DIRECTIVE: Give back the whole listing exactly as shown.

WORKING DATA:
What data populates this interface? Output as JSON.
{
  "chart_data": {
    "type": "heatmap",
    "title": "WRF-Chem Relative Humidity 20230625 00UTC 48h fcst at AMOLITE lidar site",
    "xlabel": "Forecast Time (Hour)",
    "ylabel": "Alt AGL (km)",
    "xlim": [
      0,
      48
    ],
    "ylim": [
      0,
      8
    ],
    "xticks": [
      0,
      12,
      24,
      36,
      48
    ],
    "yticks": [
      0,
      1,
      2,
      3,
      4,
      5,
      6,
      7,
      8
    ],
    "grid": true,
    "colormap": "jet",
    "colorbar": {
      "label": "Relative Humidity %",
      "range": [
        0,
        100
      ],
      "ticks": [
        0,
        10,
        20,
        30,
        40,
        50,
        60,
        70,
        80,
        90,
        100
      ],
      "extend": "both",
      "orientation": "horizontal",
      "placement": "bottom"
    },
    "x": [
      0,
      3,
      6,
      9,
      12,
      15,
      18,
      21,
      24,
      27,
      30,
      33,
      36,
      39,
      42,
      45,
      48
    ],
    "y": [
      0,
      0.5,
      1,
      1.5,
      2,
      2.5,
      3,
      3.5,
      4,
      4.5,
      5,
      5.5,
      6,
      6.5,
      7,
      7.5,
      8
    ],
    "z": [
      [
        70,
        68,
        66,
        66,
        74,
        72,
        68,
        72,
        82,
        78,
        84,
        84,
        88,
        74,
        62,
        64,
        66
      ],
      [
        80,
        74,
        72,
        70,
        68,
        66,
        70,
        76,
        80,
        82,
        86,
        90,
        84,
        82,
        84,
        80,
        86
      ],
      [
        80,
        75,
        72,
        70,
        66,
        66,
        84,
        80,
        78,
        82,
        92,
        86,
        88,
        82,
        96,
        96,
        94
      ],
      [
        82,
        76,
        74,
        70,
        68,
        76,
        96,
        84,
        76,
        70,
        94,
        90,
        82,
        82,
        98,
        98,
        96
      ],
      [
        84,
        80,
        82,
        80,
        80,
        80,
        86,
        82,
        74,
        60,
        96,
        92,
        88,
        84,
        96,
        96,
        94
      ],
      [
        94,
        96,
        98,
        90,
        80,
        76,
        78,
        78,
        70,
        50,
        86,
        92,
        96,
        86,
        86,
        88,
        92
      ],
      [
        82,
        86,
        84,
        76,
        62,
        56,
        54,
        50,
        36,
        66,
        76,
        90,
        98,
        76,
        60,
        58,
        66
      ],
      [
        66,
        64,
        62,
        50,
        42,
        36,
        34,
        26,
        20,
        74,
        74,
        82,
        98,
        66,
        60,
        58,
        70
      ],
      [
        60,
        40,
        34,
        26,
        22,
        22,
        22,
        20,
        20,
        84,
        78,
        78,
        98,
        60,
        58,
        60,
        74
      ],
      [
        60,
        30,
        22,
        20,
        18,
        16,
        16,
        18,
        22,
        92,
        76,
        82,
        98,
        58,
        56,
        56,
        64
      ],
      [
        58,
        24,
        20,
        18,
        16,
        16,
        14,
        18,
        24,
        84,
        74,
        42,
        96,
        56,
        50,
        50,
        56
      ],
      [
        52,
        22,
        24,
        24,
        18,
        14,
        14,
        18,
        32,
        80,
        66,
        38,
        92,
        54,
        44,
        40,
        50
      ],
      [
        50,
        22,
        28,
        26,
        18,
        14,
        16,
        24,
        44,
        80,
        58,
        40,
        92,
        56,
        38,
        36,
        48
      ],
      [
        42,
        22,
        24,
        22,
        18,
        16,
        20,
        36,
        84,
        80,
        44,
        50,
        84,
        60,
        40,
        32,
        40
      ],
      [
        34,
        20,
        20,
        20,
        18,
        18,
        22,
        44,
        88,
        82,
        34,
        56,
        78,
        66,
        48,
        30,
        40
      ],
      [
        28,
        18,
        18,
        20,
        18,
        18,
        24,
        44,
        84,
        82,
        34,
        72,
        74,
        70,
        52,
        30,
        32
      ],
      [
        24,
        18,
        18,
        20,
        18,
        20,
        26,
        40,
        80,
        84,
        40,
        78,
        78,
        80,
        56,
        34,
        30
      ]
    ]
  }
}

THE REPLY:
What data populates this interface? Output as JSON.
{
  "chart_data": {
    "type": "heatmap",
    "title": "WRF-Chem Relative Humidity 20230625 00UTC 48h fcst at AMOLITE lidar site",
    "xlabel": "Forecast Time (Hour)",
    "ylabel": "Alt AGL (km)",
    "xlim": [
      0,
      48
    ],
    "ylim": [
      0,
      8
    ],
    "xticks": [
      0,
      12,
      24,
      36,
      48
    ],
    "yticks": [
      0,
      1,
      2,
      3,
      4,
      5,
      6,
      7,
      8
    ],
    "grid": true,
    "colormap": "jet",
    "colorbar": {
      "label": "Relative Humidity %",
      "range": [
        0,
        100
      ],
      "ticks": [
        0,
        10,
        20,
        30,
        40,
        50,
        60,
        70,
        80,
        90,
        100
      ],
      "extend": "both",
      "orientation": "horizontal",
      "placement": "bottom"
    },
    "x": [
      0,
      3,
      6,
      9,
      12,
      15,
      18,
      21,
      24,
      27,
      30,
      33,
      36,
      39,
      42,
      45,
      48
    ],
    "y": [
      0,
      0.5,
      1,
      1.5,
      2,
      2.5,
      3,
      3.5,
      4,
      4.5,
      5,
      5.5,
      6,
      6.5,
      7,
      7.5,
      8
    ],
    "z": [
      [
        70,
        68,
        66,
        66,
        74,
        72,
        68,
        72,
        82,
        78,
        84,
        84,
        88,
        74,
        62,
        64,
        66
      ],
      [
        80,
        74,
        72,
        70,
        68,
        66,
        70,
        76,
        80,
        82,
        86,
        90,
        84,
        82,
        84,
        80,
        86
      ],
      [
        80,
        75,
        72,
        70,
        66,
        66,
        84,
        80,
        78,
        82,
        92,
        86,
        88,
        82,
        96,
        96,
        94
      ],
      [
        82,
        76,
        74,
        70,
        68,
        76,
        96,
        84,
        76,
        70,
        94,
        90,
        82,
        82,
        98,
        98,
        96
      ],
      [
        84,
        80,
        82,
        80,
        80,
        80,
        86,
        82,
        74,
        60,
        96,
        92,
        88,
        84,
        96,
        96,
        94
      ],
      [
        94,
        96,
        98,
        90,
        80,
        76,
        78,
        78,
        70,
        50,
        86,
        92,
        96,
        86,
        86,
        88,
        92
      ],
      [
        82,
        86,
        84,
        76,
        62,
        56,
        54,
        50,
        36,
        66,
        76,
        90,
        98,
        76,
        60,
        58,
        66
      ],
      [
        66,
        64,
        62,
        50,
        42,
        36,
        34,
        26,
        20,
        74,
        74,
        82,
        98,
        66,
        60,
        58,
        70
      ],
      [
        60,
        40,
        34,
        26,
        22,
        22,
        22,
        20,
        20,
        84,
        78,
        78,
        98,
        60,
        58,
        60,
        74
      ],
      [
        60,
        30,
        22,
        20,
        18,
        16,
        16,
        18,
        22,
        92,
        76,
        82,
        98,
        58,
        56,
        56,
        64
      ],
      [
        58,
        24,
        20,
        18,
        16,
        16,
        14,
        18,
        24,
        84,
        74,
        42,
        96,
        56,
        50,
        50,
        56
      ],
      [
        52,
        22,
        24,
        24,
        18,
        14,
        14,
        18,
        32,
        80,
        66,
        38,
        92,
        54,
        44,
        40,
        50
      ],
      [
        50,
        22,
        28,
        26,
        18,
        14,
        16,
        24,
        44,
        80,
        58,
        40,
        92,
        56,
        38,
        36,
        48
      ],
      [
        42,
        22,
        24,
        22,
        18,
        16,
        20,
        36,
        84,
        80,
        44,
        50,
        84,
        60,
        40,
        32,
        40
      ],
      [
        34,
        20,
        20,
        20,
        18,
        18,
        22,
        44,
        88,
        82,
        34,
        56,
        78,
        66,
        48,
        30,
        40
      ],
      [
        28,
        18,
        18,
        20,
        18,
        18,
        24,
        44,
        84,
        82,
        34,
        72,
        74,
        70,
        52,
        30,
        32
      ],
      [
        24,
        18,
        18,
        20,
        18,
        20,
        26,
        40,
        80,
        84,
        40,
        78,
        78,
        80,
        56,
        34,
        30
      ]
    ]
  }
}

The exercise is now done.